[Extracted data entries]
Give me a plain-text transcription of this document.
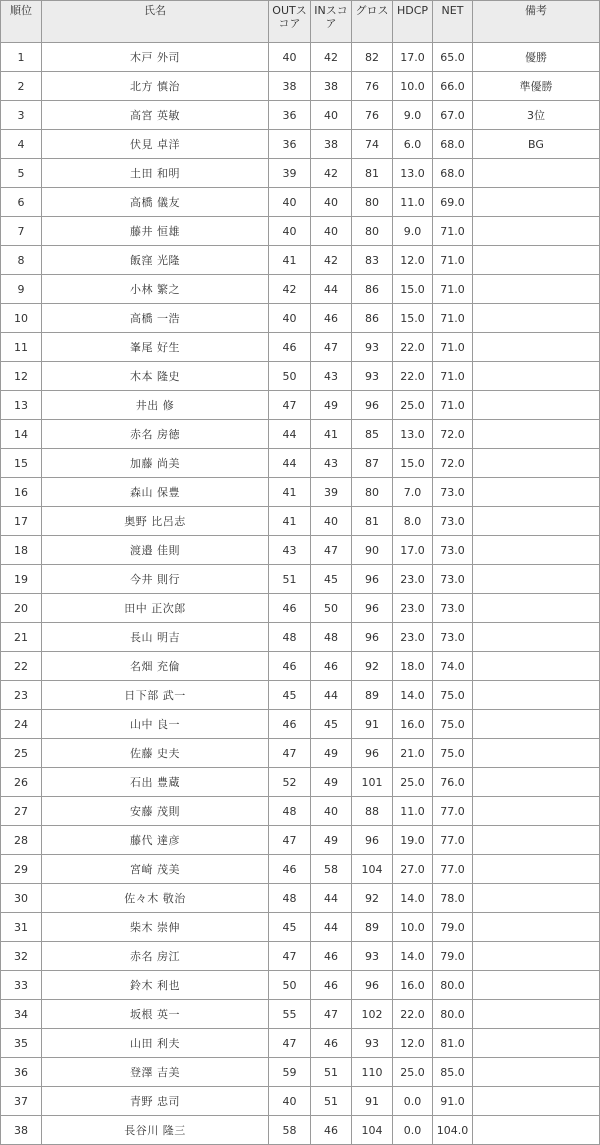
順位	氏名	OUTスコア	INスコア	グロス	HDCP	NET	備考
1	木戸 外司	40	42	82	17.0	65.0	優勝
2	北方 慎治	38	38	76	10.0	66.0	準優勝
3	高宮 英敏	36	40	76	9.0	67.0	3位
4	伏見 卓洋	36	38	74	6.0	68.0	BG
5	土田 和明	39	42	81	13.0	68.0	
6	高橋 儀友	40	40	80	11.0	69.0	
7	藤井 恒雄	40	40	80	9.0	71.0	
8	飯窪 光隆	41	42	83	12.0	71.0	
9	小林 繁之	42	44	86	15.0	71.0	
10	高橋 一浩	40	46	86	15.0	71.0	
11	峯尾 好生	46	47	93	22.0	71.0	
12	木本 隆史	50	43	93	22.0	71.0	
13	井出 修	47	49	96	25.0	71.0	
14	赤名 房徳	44	41	85	13.0	72.0	
15	加藤 尚美	44	43	87	15.0	72.0	
16	森山 保豊	41	39	80	7.0	73.0	
17	奥野 比呂志	41	40	81	8.0	73.0	
18	渡邉 佳則	43	47	90	17.0	73.0	
19	今井 則行	51	45	96	23.0	73.0	
20	田中 正次郎	46	50	96	23.0	73.0	
21	長山 明吉	48	48	96	23.0	73.0	
22	名畑 充倫	46	46	92	18.0	74.0	
23	日下部 武一	45	44	89	14.0	75.0	
24	山中 良一	46	45	91	16.0	75.0	
25	佐藤 史夫	47	49	96	21.0	75.0	
26	石出 豊蔵	52	49	101	25.0	76.0	
27	安藤 茂則	48	40	88	11.0	77.0	
28	藤代 達彦	47	49	96	19.0	77.0	
29	宮崎 茂美	46	58	104	27.0	77.0	
30	佐々木 敬治	48	44	92	14.0	78.0	
31	柴木 崇伸	45	44	89	10.0	79.0	
32	赤名 房江	47	46	93	14.0	79.0	
33	鈴木 利也	50	46	96	16.0	80.0	
34	坂根 英一	55	47	102	22.0	80.0	
35	山田 利夫	47	46	93	12.0	81.0	
36	登澤 吉美	59	51	110	25.0	85.0	
37	青野 忠司	40	51	91	0.0	91.0	
38	長谷川 隆三	58	46	104	0.0	104.0	
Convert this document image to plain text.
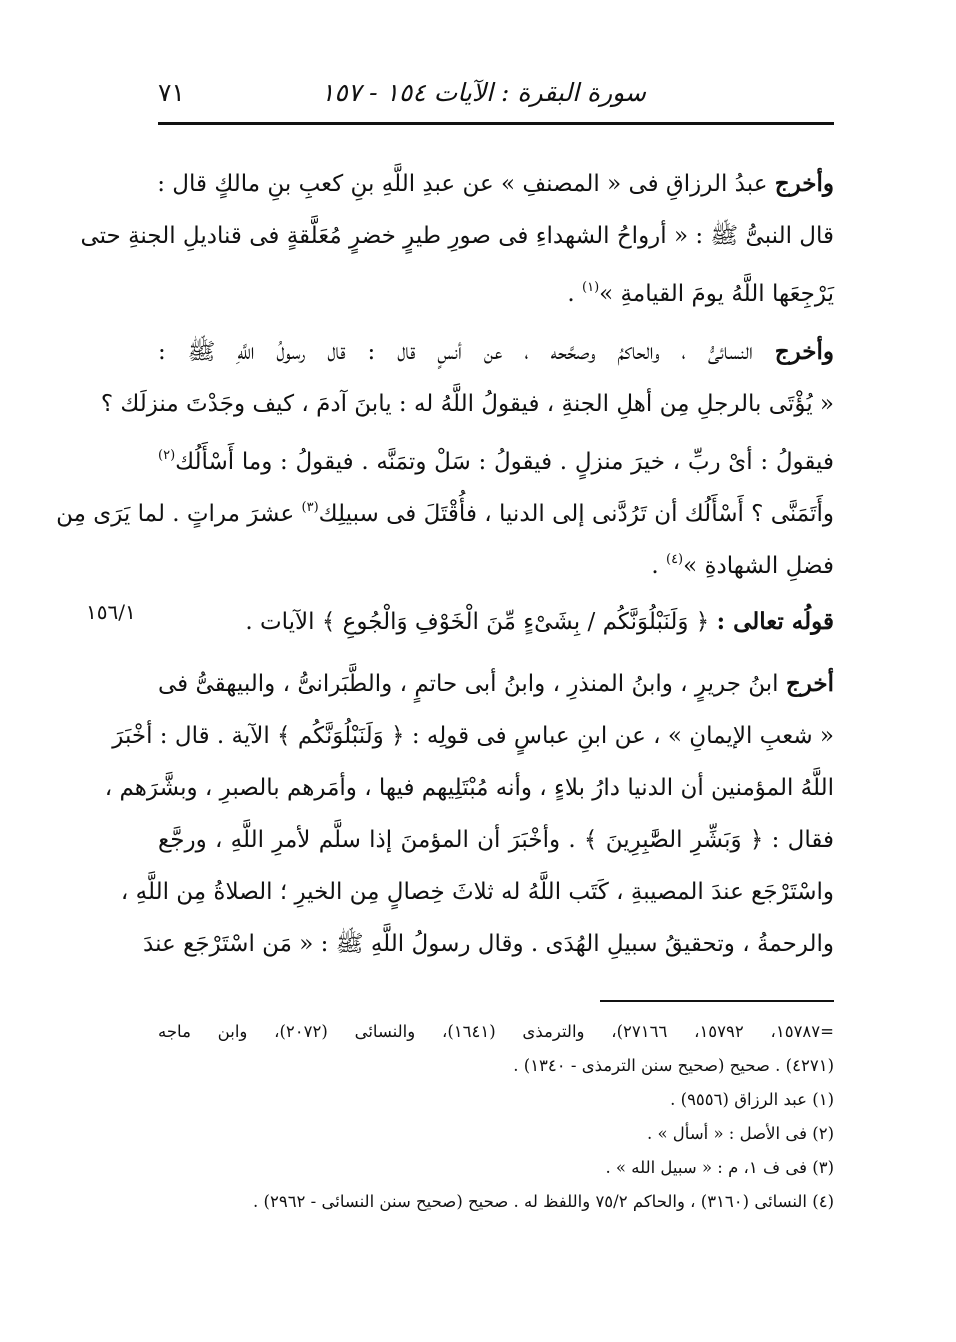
سورة البقرة : الآيات ١٥٤ - ١٥٧
٧١
وأخرج عبدُ الرزاقِ فى « المصنفِ » عن عبدِ اللَّهِ بنِ كعبِ بنِ مالكٍ قال :
قال النبىُّ ﷺ : « أرواحُ الشهداءِ فى صورِ طيرٍ خضرٍ مُعَلَّقةٍ فى قناديلِ الجنةِ حتى
يَرْجِعَها اللَّهُ يومَ القيامةِ »$^{(١)}$ .
وأخرج النسائىُّ ، والحاكمُ وصحَّحه ، عن أنسٍ قال : قال رسولُ اللَّهِ ﷺ :
« يُؤْتَى بالرجلِ مِن أهلِ الجنةِ ، فيقولُ اللَّهُ له : يابنَ آدمَ ، كيف وجَدْتَ منزلَك ؟
فيقولُ : أىْ ربِّ ، خيرَ منزلٍ . فيقولُ : سَلْ وتمَنَّه . فيقولُ : وما أَسْأَلُك$^{(٢)}$
وأَتَمَنَّى ؟ أَسْأَلُك أن تَرُدَّنى إلى الدنيا ، فأُقْتَلَ فى سبيلِك$^{(٣)}$ عشرَ مراتٍ . لما يَرَى مِن
فضلِ الشهادةِ »$^{(٤)}$ .
قولُه تعالى : ﴿ وَلَنَبْلُوَنَّكُم / بِشَىْءٍ مِّنَ الْخَوْفِ وَالْجُوعِ ﴾ الآيات .
١٥٦/١
أخرج ابنُ جريرٍ ، وابنُ المنذرِ ، وابنُ أبى حاتمٍ ، والطَّبَرانىُّ ، والبيهقىُّ فى
« شعبِ الإيمانِ » ، عن ابنِ عباسٍ فى قولِه : ﴿ وَلَنَبْلُوَنَّكُم ﴾ الآية . قال : أخْبَرَ
اللَّهُ المؤمنين أن الدنيا دارُ بلاءٍ ، وأنه مُبْتَلِيهم فيها ، وأمَرهم بالصبرِ ، وبشَّرَهم ،
فقال : ﴿ وَبَشِّرِ الصَّٰبِرِينَ ﴾ . وأخْبَرَ أن المؤمنَ إذا سلَّم لأمرِ اللَّهِ ، ورجَّع
واسْتَرْجَع عندَ المصيبةِ ، كَتَب اللَّهُ له ثلاثَ خِصالٍ مِن الخيرِ ؛ الصلاةُ مِن اللَّهِ ،
والرحمةُ ، وتحقيقُ سبيلِ الهُدَى . وقال رسولُ اللَّهِ ﷺ : « مَن اسْتَرْجَع عندَ
=١٥٧٨٧، ١٥٧٩٢، ٢٧١٦٦)، والترمذى (١٦٤١)، والنسائى (٢٠٧٢)، وابن ماجه
(٤٢٧١) . صحيح (صحيح سنن الترمذى - ١٣٤٠) .
(١) عبد الرزاق (٩٥٥٦) .
(٢) فى الأصل : « أسأل » .
(٣) فى ف ١، م : « سبيل الله » .
(٤) النسائى (٣١٦٠) ، والحاكم ٧٥/٢ واللفظ له . صحيح (صحيح سنن النسائى - ٢٩٦٢) .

WHAT YOU SHOULD DO:
Copy each line that contains the word "الدنيا".

CORRECT RESULT:
وأَتَمَنَّى ؟ أَسْأَلُك أن تَرُدَّنى إلى الدنيا ، فأُقْتَلَ فى سبيلِك$^{(٣)}$ عشرَ مراتٍ . لما يَرَى مِن
اللَّهُ المؤمنين أن الدنيا دارُ بلاءٍ ، وأنه مُبْتَلِيهم فيها ، وأمَرهم بالصبرِ ، وبشَّرَهم ،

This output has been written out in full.